▶ [WHAT NEEDS TO BE DONE]:
Find each line that has the string "SWOT" and give the total, with nothing else.
═══ LISTED ENTRIES
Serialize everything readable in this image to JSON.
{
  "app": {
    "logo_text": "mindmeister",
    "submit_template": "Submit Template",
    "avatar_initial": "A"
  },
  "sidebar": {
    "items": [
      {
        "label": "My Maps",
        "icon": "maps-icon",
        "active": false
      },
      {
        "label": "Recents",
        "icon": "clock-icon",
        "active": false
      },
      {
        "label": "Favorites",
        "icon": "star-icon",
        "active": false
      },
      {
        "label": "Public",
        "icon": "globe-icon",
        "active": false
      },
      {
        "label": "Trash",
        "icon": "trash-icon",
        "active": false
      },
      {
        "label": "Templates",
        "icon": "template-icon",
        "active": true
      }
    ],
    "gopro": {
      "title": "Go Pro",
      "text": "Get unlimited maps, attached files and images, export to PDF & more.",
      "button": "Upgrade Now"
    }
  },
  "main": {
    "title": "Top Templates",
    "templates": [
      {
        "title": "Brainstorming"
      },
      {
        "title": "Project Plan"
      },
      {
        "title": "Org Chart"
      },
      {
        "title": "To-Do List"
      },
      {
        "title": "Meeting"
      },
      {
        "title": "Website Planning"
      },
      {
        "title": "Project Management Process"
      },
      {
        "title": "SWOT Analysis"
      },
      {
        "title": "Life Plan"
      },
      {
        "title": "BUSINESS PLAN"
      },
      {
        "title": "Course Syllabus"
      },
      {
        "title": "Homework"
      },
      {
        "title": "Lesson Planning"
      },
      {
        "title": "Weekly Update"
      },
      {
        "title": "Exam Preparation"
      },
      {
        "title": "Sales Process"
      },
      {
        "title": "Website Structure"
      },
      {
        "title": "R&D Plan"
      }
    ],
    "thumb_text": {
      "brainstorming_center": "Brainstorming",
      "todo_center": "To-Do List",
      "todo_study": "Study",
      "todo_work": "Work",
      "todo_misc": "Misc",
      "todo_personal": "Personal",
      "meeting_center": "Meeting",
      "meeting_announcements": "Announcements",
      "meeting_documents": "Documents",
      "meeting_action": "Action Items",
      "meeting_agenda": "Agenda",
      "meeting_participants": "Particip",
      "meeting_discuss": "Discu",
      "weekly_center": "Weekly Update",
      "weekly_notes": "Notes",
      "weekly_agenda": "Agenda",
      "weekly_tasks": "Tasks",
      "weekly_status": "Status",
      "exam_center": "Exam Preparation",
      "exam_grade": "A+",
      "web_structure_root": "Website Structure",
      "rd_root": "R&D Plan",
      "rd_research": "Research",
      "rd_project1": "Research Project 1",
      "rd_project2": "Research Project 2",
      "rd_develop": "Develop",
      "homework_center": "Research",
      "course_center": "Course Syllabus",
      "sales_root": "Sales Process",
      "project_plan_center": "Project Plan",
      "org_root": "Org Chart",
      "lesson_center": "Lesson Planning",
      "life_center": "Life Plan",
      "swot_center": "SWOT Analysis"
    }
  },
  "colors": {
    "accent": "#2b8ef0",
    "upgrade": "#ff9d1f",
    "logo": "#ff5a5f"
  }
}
══════
▶ [OUTPUT OF THE EXERCISE]:
2